** begin MATERIAL PROVIDED **

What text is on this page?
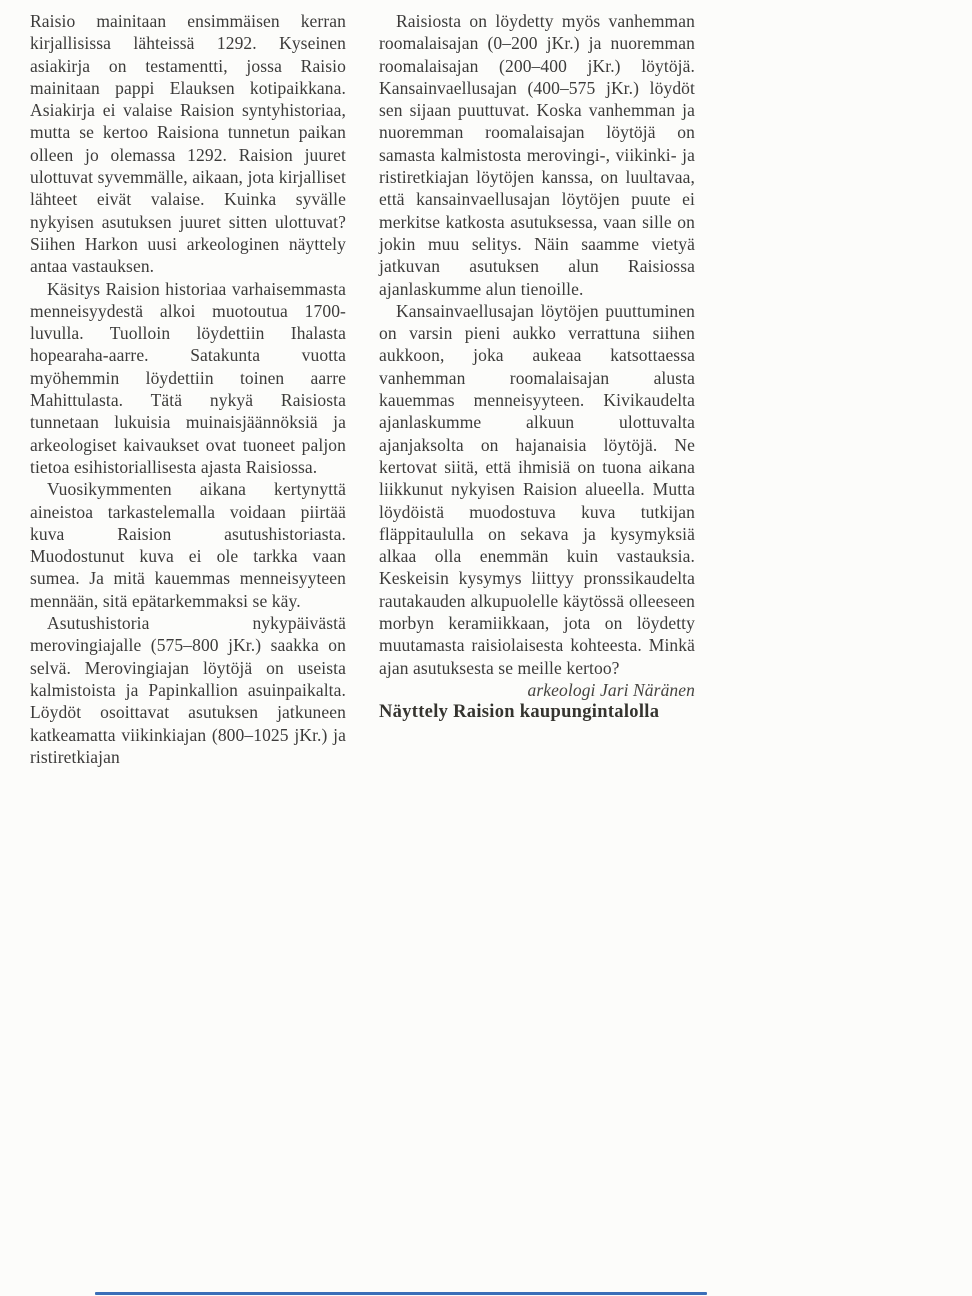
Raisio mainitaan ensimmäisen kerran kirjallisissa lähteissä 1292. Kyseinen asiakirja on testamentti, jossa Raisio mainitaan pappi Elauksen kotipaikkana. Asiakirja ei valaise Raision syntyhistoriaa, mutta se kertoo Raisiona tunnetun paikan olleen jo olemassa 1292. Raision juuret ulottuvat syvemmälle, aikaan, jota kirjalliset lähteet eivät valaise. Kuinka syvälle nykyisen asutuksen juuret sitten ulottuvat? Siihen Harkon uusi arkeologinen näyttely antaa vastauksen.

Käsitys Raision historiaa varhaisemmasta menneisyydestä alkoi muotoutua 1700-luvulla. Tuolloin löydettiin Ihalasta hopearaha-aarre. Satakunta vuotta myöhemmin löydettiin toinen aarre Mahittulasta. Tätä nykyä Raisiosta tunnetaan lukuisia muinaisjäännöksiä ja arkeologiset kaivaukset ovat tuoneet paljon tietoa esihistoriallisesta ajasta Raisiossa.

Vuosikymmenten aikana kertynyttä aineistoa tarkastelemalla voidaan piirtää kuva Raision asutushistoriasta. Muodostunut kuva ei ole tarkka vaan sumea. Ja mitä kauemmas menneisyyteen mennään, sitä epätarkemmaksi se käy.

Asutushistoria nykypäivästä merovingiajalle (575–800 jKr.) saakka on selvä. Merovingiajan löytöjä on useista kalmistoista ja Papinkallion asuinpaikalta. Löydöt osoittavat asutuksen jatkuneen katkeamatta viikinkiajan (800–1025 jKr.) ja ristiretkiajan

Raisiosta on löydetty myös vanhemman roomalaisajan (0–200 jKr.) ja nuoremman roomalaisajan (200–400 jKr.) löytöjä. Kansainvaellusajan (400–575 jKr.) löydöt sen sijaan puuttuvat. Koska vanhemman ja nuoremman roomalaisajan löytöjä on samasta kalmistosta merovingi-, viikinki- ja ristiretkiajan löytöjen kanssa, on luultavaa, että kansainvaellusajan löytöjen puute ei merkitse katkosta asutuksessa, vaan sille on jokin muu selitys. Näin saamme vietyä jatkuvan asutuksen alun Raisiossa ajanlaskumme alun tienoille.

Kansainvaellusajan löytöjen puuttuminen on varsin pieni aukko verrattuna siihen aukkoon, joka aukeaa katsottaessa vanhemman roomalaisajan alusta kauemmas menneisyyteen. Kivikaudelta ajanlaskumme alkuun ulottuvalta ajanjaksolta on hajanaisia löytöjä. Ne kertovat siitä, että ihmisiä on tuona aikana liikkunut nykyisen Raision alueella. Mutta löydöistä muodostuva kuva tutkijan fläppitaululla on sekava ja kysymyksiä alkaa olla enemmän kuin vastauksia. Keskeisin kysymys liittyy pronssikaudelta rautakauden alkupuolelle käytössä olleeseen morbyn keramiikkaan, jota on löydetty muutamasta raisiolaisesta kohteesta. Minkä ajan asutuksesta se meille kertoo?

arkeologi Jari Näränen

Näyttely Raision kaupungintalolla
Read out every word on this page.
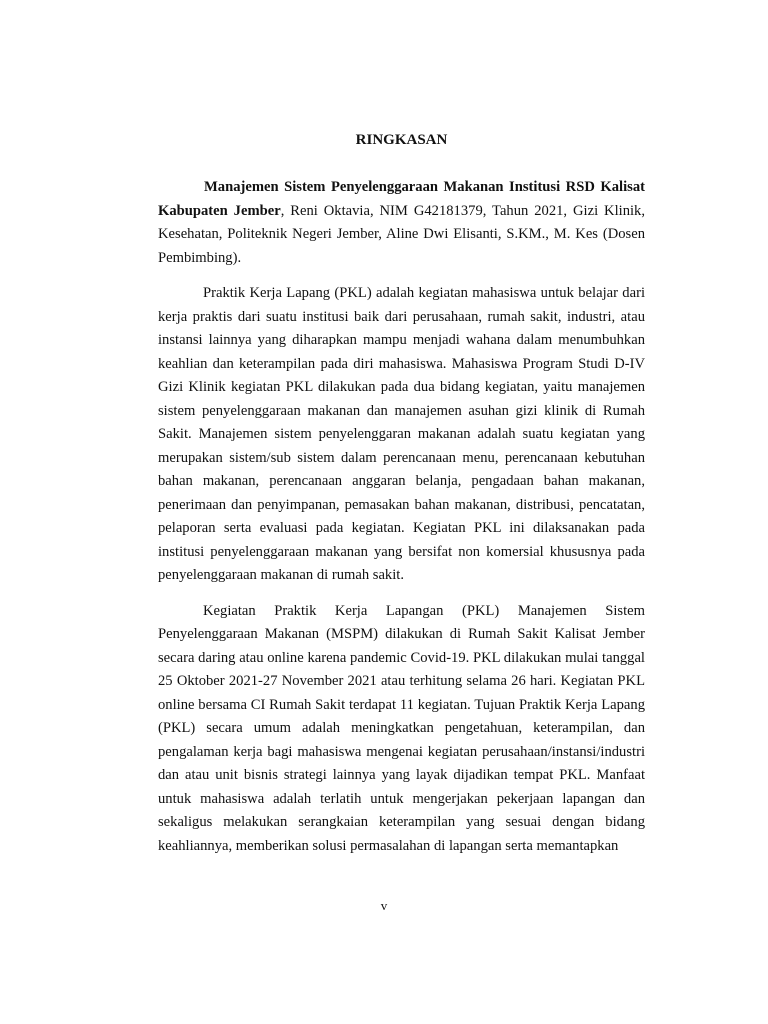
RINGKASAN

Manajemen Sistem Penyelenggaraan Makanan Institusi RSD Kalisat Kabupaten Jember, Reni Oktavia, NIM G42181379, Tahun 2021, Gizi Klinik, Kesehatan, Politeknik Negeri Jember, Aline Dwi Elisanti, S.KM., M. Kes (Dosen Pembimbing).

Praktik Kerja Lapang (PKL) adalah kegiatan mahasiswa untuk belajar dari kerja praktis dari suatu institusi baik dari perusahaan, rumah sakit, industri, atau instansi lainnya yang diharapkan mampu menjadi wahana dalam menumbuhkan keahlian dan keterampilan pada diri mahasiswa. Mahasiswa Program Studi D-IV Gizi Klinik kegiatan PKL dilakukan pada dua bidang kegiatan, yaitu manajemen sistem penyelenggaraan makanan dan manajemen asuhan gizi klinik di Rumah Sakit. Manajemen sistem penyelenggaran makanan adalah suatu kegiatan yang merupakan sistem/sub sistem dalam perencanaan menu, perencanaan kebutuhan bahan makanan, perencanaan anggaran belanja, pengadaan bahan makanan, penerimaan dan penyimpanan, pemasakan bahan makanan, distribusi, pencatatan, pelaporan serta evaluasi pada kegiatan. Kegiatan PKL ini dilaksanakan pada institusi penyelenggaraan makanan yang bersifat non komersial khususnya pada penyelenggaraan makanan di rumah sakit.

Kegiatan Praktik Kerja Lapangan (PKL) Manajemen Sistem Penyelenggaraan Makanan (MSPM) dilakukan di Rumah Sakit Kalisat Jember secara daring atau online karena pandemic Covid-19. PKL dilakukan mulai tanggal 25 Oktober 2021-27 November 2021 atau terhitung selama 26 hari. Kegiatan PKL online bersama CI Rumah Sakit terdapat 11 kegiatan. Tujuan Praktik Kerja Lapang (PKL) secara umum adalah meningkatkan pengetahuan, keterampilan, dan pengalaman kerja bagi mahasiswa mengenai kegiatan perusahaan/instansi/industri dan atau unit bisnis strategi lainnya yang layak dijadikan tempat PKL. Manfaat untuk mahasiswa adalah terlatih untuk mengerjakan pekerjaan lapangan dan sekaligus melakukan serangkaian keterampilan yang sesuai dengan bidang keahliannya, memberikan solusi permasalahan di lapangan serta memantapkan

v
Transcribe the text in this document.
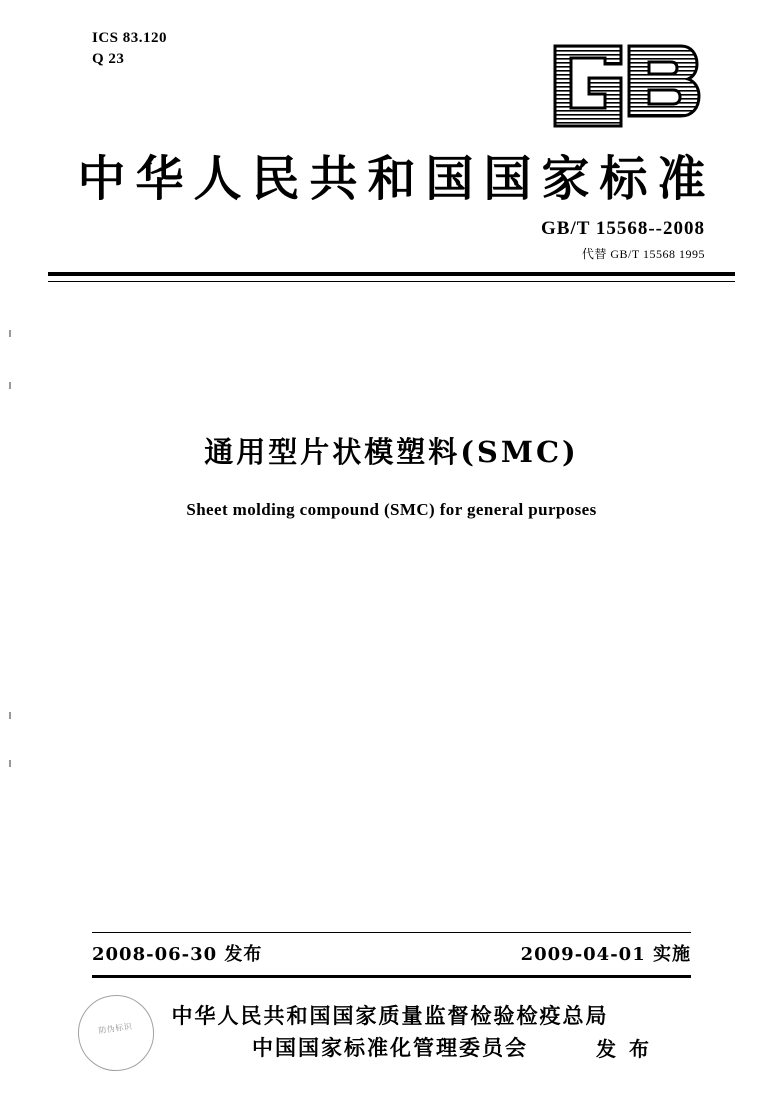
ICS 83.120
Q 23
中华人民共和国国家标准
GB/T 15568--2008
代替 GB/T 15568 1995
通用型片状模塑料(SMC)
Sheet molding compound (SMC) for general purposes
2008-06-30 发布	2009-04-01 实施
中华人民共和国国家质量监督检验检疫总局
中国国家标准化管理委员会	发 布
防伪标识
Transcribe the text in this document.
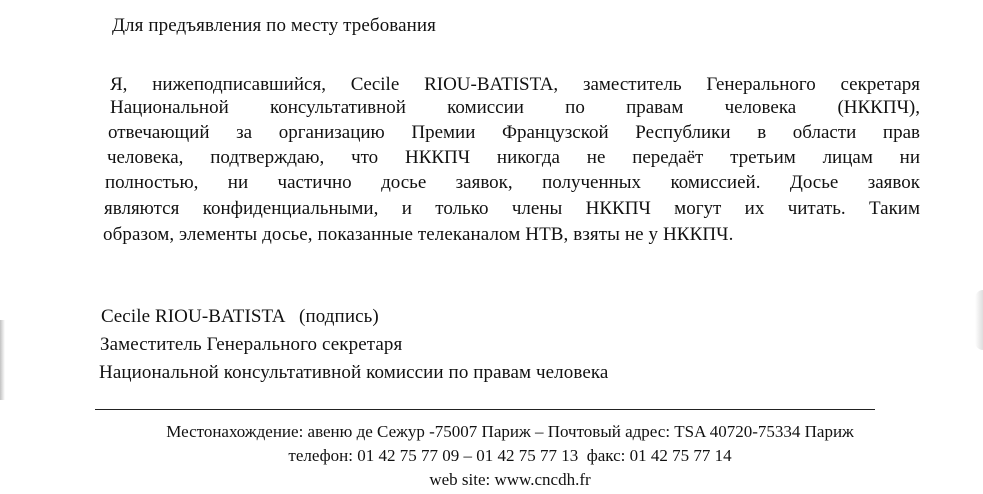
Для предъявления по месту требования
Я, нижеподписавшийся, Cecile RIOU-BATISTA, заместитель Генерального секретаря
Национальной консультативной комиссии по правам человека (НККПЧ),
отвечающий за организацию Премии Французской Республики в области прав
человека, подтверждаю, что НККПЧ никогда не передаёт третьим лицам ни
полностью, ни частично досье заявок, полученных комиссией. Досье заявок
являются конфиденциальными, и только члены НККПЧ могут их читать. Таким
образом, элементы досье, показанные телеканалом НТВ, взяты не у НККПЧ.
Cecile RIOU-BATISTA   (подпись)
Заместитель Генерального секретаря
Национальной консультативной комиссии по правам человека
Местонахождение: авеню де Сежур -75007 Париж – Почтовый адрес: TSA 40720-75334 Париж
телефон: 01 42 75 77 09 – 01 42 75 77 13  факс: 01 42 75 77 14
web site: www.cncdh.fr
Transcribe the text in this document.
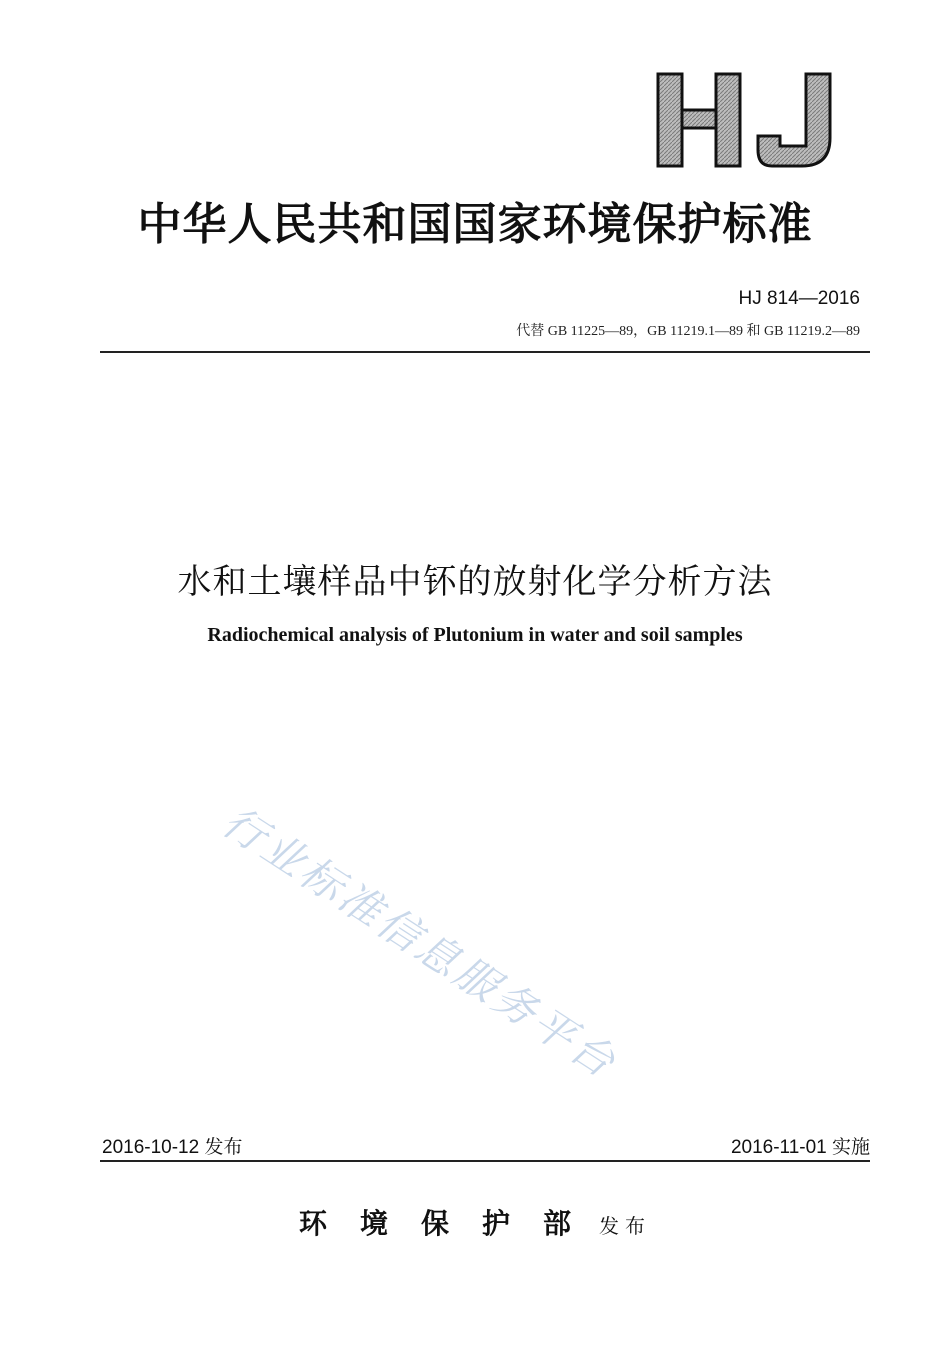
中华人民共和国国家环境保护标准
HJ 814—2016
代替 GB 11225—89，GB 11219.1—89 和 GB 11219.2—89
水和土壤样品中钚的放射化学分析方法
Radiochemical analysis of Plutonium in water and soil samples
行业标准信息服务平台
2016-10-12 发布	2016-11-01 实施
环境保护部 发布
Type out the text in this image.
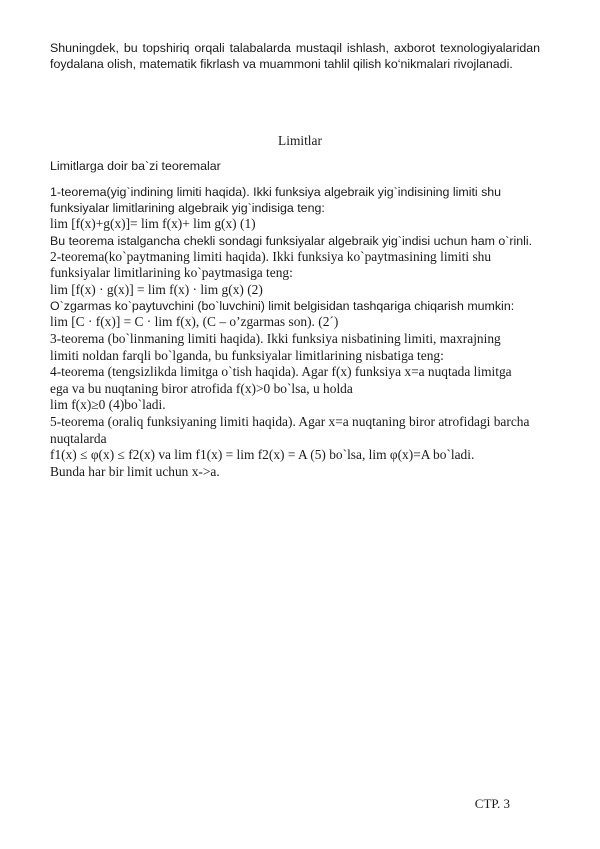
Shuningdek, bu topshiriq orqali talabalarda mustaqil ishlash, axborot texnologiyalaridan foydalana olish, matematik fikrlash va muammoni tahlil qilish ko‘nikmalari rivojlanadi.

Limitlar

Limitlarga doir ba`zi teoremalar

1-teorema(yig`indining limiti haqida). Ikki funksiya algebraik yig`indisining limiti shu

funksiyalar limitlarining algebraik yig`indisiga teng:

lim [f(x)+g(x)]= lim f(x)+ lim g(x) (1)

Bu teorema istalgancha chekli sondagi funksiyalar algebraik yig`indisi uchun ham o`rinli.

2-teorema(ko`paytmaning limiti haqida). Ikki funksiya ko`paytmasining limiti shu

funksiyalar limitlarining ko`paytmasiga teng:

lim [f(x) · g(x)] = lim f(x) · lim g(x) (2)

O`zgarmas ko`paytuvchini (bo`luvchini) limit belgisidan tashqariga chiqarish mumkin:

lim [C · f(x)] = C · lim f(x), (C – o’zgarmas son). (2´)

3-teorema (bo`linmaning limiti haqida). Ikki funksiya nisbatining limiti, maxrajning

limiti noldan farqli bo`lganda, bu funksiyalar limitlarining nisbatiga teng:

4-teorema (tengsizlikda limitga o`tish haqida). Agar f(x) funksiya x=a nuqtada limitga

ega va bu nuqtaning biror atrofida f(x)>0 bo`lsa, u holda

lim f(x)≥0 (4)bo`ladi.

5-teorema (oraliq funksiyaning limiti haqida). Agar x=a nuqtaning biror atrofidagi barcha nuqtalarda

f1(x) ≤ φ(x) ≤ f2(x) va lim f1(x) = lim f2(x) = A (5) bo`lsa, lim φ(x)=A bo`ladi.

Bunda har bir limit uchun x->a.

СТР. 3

** end MATERIAL PROVIDED **

Each line in the listing above that contains "biror" should be copied.

IN RESPONSE —
ega va bu nuqtaning biror atrofida f(x)>0 bo`lsa, u holda
5-teorema (oraliq funksiyaning limiti haqida). Agar x=a nuqtaning biror atrofidagi barcha nuqtalarda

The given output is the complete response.